WHAT IS REQUIRED:
Reproduce the listing below in full and without alteration, apart from its pictures.
--- MATERIAL FOR THIS TASK ---
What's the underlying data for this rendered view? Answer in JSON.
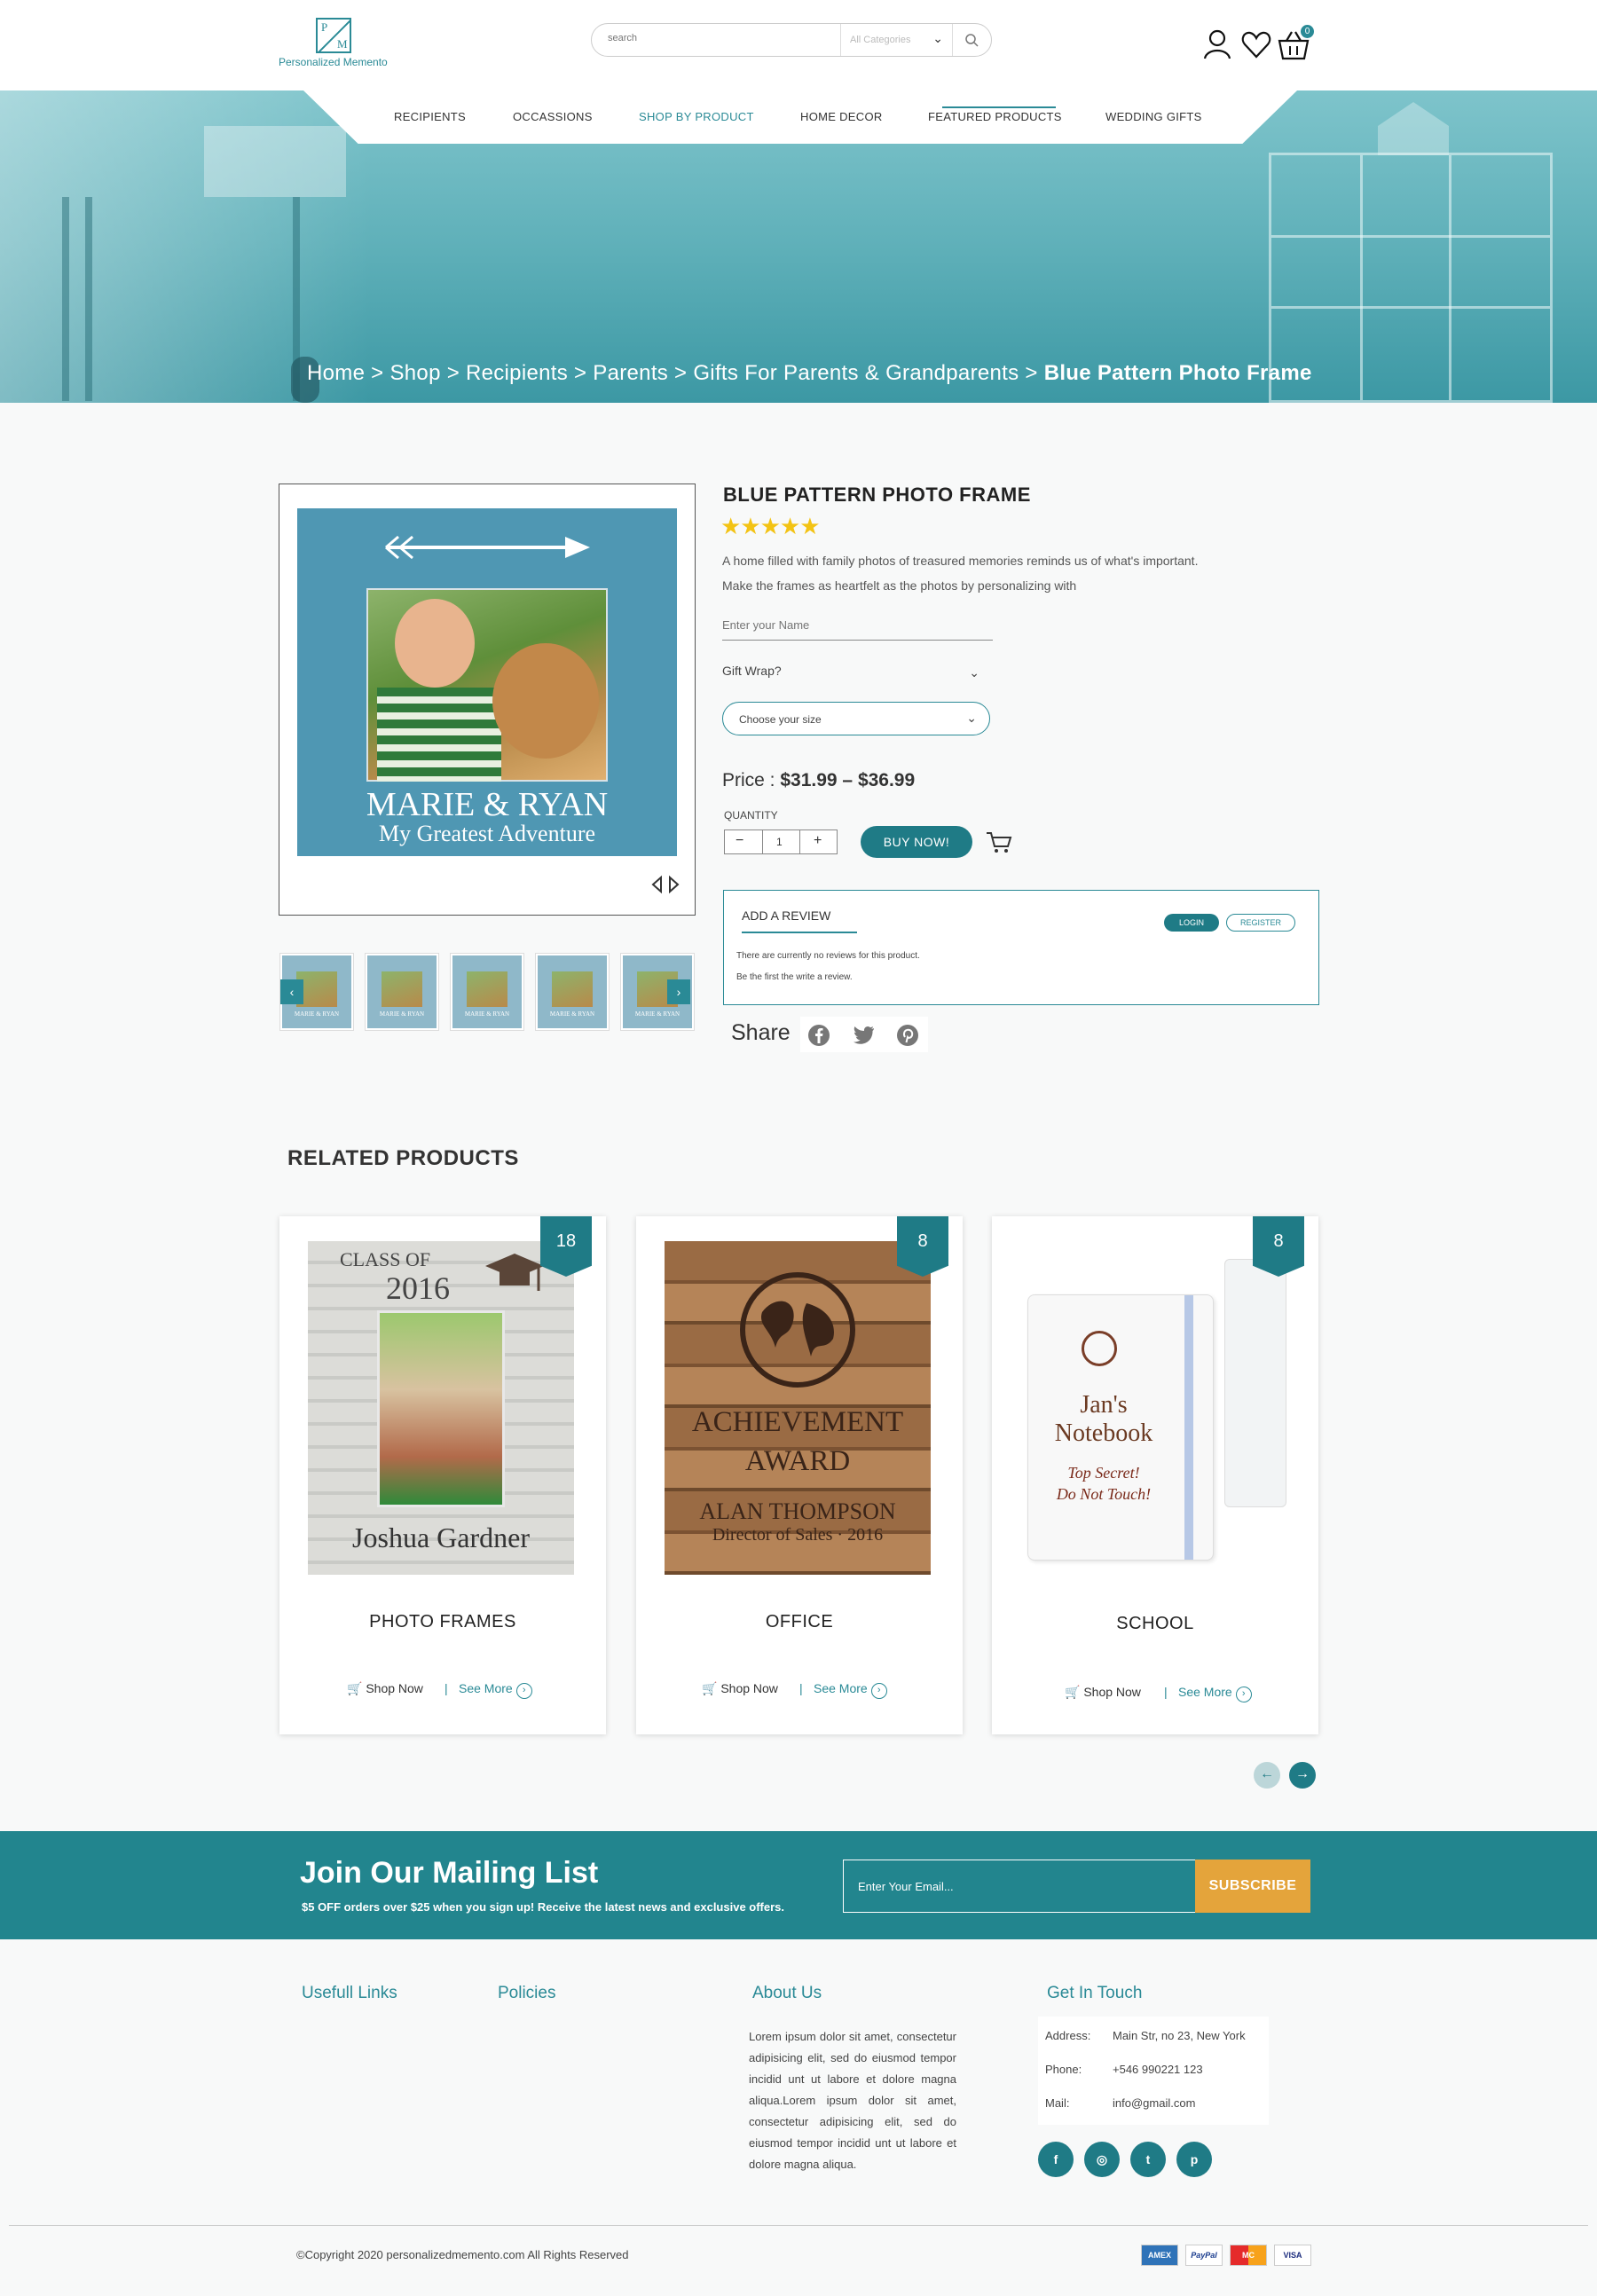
{
  "header": {
    "logo_text": "Personalized Memento",
    "logo_letters": [
      "P",
      "M"
    ],
    "search": {
      "placeholder": "search",
      "category": "All Categories"
    },
    "cart_count": "0",
    "icons": [
      "user-icon",
      "heart-icon",
      "basket-icon"
    ]
  },
  "nav": {
    "items": [
      "RECIPIENTS",
      "OCCASSIONS",
      "SHOP BY PRODUCT",
      "HOME DECOR",
      "FEATURED PRODUCTS",
      "WEDDING GIFTS"
    ],
    "active": "SHOP BY PRODUCT"
  },
  "breadcrumb": {
    "path": "Home > Shop > Recipients > Parents > Gifts For Parents & Grandparents > ",
    "current": "Blue Pattern Photo Frame"
  },
  "product": {
    "title": "BLUE PATTERN PHOTO FRAME",
    "stars": "★★★★★",
    "rating": 5,
    "description": "A home filled with family photos of treasured memories reminds us of what's important. Make the frames as heartfelt as the photos by personalizing with",
    "image_line1": "MARIE & RYAN",
    "image_line2": "My Greatest Adventure",
    "name_placeholder": "Enter your Name",
    "gift_wrap_label": "Gift Wrap?",
    "size_select": "Choose your size",
    "price_label": "Price : ",
    "price_value": "$31.99 – $36.99",
    "quantity_label": "QUANTITY",
    "quantity": "1",
    "qty_minus": "−",
    "qty_plus": "+",
    "buy_label": "BUY NOW!",
    "thumbnail_title": "MARIE & RYAN",
    "thumbnail_sub": "My Greatest Adventure"
  },
  "review": {
    "title": "ADD A REVIEW",
    "login": "LOGIN",
    "register": "REGISTER",
    "line1": "There are currently no reviews for this product.",
    "line2": "Be the first the write a review."
  },
  "share": {
    "label": "Share",
    "networks": [
      "facebook-icon",
      "twitter-icon",
      "pinterest-icon"
    ]
  },
  "related": {
    "heading": "RELATED PRODUCTS",
    "shop_now": "Shop Now",
    "separator": "|",
    "see_more": "See More",
    "cards": [
      {
        "badge": "18",
        "title": "PHOTO FRAMES",
        "img_top": "CLASS OF",
        "img_year": "2016",
        "img_name": "Joshua Gardner"
      },
      {
        "badge": "8",
        "title": "OFFICE",
        "img_top": "ACHIEVEMENT",
        "img_year": "AWARD",
        "img_name": "ALAN THOMPSON",
        "img_sub": "Director of Sales · 2016"
      },
      {
        "badge": "8",
        "title": "SCHOOL",
        "img_top": "Jan's",
        "img_year": "Notebook",
        "img_name": "Top Secret!",
        "img_sub": "Do Not Touch!"
      }
    ]
  },
  "mailing": {
    "title": "Join Our Mailing List",
    "subtitle": "$5 OFF orders over $25 when you sign up! Receive the latest news and exclusive offers.",
    "placeholder": "Enter Your Email...",
    "button": "SUBSCRIBE"
  },
  "footer": {
    "useful_links": "Usefull Links",
    "policies": "Policies",
    "about_title": "About Us",
    "about_text": "Lorem ipsum dolor sit amet, consectetur adipisicing elit, sed do eiusmod tempor incidid unt ut labore et dolore magna aliqua.Lorem ipsum dolor sit amet, consectetur adipisicing elit, sed do eiusmod tempor incidid unt ut labore et dolore magna aliqua.",
    "contact_title": "Get In Touch",
    "address_label": "Address:",
    "address": "Main Str, no 23, New York",
    "phone_label": "Phone:",
    "phone": "+546 990221 123",
    "mail_label": "Mail:",
    "mail": "info@gmail.com",
    "social": [
      "f",
      "◎",
      "t",
      "p"
    ],
    "copyright": "©Copyright 2020 personalizedmemento.com All Rights Reserved",
    "payments": [
      "AMEX",
      "PayPal",
      "MC",
      "VISA"
    ]
  },
  "colors": {
    "teal": "#22858e",
    "accent": "#2a8a96",
    "star": "#f3c314",
    "subscribe": "#e4a43b"
  }
}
---
FULL RESPONSE:
What's the underlying data for this rendered view? Answer in JSON.
{
  "header": {
    "logo_text": "Personalized Memento",
    "logo_letters": [
      "P",
      "M"
    ],
    "search": {
      "placeholder": "search",
      "category": "All Categories"
    },
    "cart_count": "0",
    "icons": [
      "user-icon",
      "heart-icon",
      "basket-icon"
    ]
  },
  "nav": {
    "items": [
      "RECIPIENTS",
      "OCCASSIONS",
      "SHOP BY PRODUCT",
      "HOME DECOR",
      "FEATURED PRODUCTS",
      "WEDDING GIFTS"
    ],
    "active": "SHOP BY PRODUCT"
  },
  "breadcrumb": {
    "path": "Home > Shop > Recipients > Parents > Gifts For Parents & Grandparents > ",
    "current": "Blue Pattern Photo Frame"
  },
  "product": {
    "title": "BLUE PATTERN PHOTO FRAME",
    "stars": "★★★★★",
    "rating": 5,
    "description": "A home filled with family photos of treasured memories reminds us of what's important. Make the frames as heartfelt as the photos by personalizing with",
    "image_line1": "MARIE & RYAN",
    "image_line2": "My Greatest Adventure",
    "name_placeholder": "Enter your Name",
    "gift_wrap_label": "Gift Wrap?",
    "size_select": "Choose your size",
    "price_label": "Price : ",
    "price_value": "$31.99 – $36.99",
    "quantity_label": "QUANTITY",
    "quantity": "1",
    "qty_minus": "−",
    "qty_plus": "+",
    "buy_label": "BUY NOW!",
    "thumbnail_title": "MARIE & RYAN",
    "thumbnail_sub": "My Greatest Adventure"
  },
  "review": {
    "title": "ADD A REVIEW",
    "login": "LOGIN",
    "register": "REGISTER",
    "line1": "There are currently no reviews for this product.",
    "line2": "Be the first the write a review."
  },
  "share": {
    "label": "Share",
    "networks": [
      "facebook-icon",
      "twitter-icon",
      "pinterest-icon"
    ]
  },
  "related": {
    "heading": "RELATED PRODUCTS",
    "shop_now": "Shop Now",
    "separator": "|",
    "see_more": "See More",
    "cards": [
      {
        "badge": "18",
        "title": "PHOTO FRAMES",
        "img_top": "CLASS OF",
        "img_year": "2016",
        "img_name": "Joshua Gardner"
      },
      {
        "badge": "8",
        "title": "OFFICE",
        "img_top": "ACHIEVEMENT",
        "img_year": "AWARD",
        "img_name": "ALAN THOMPSON",
        "img_sub": "Director of Sales · 2016"
      },
      {
        "badge": "8",
        "title": "SCHOOL",
        "img_top": "Jan's",
        "img_year": "Notebook",
        "img_name": "Top Secret!",
        "img_sub": "Do Not Touch!"
      }
    ]
  },
  "mailing": {
    "title": "Join Our Mailing List",
    "subtitle": "$5 OFF orders over $25 when you sign up! Receive the latest news and exclusive offers.",
    "placeholder": "Enter Your Email...",
    "button": "SUBSCRIBE"
  },
  "footer": {
    "useful_links": "Usefull Links",
    "policies": "Policies",
    "about_title": "About Us",
    "about_text": "Lorem ipsum dolor sit amet, consectetur adipisicing elit, sed do eiusmod tempor incidid unt ut labore et dolore magna aliqua.Lorem ipsum dolor sit amet, consectetur adipisicing elit, sed do eiusmod tempor incidid unt ut labore et dolore magna aliqua.",
    "contact_title": "Get In Touch",
    "address_label": "Address:",
    "address": "Main Str, no 23, New York",
    "phone_label": "Phone:",
    "phone": "+546 990221 123",
    "mail_label": "Mail:",
    "mail": "info@gmail.com",
    "social": [
      "f",
      "◎",
      "t",
      "p"
    ],
    "copyright": "©Copyright 2020 personalizedmemento.com All Rights Reserved",
    "payments": [
      "AMEX",
      "PayPal",
      "MC",
      "VISA"
    ]
  },
  "colors": {
    "teal": "#22858e",
    "accent": "#2a8a96",
    "star": "#f3c314",
    "subscribe": "#e4a43b"
  }
}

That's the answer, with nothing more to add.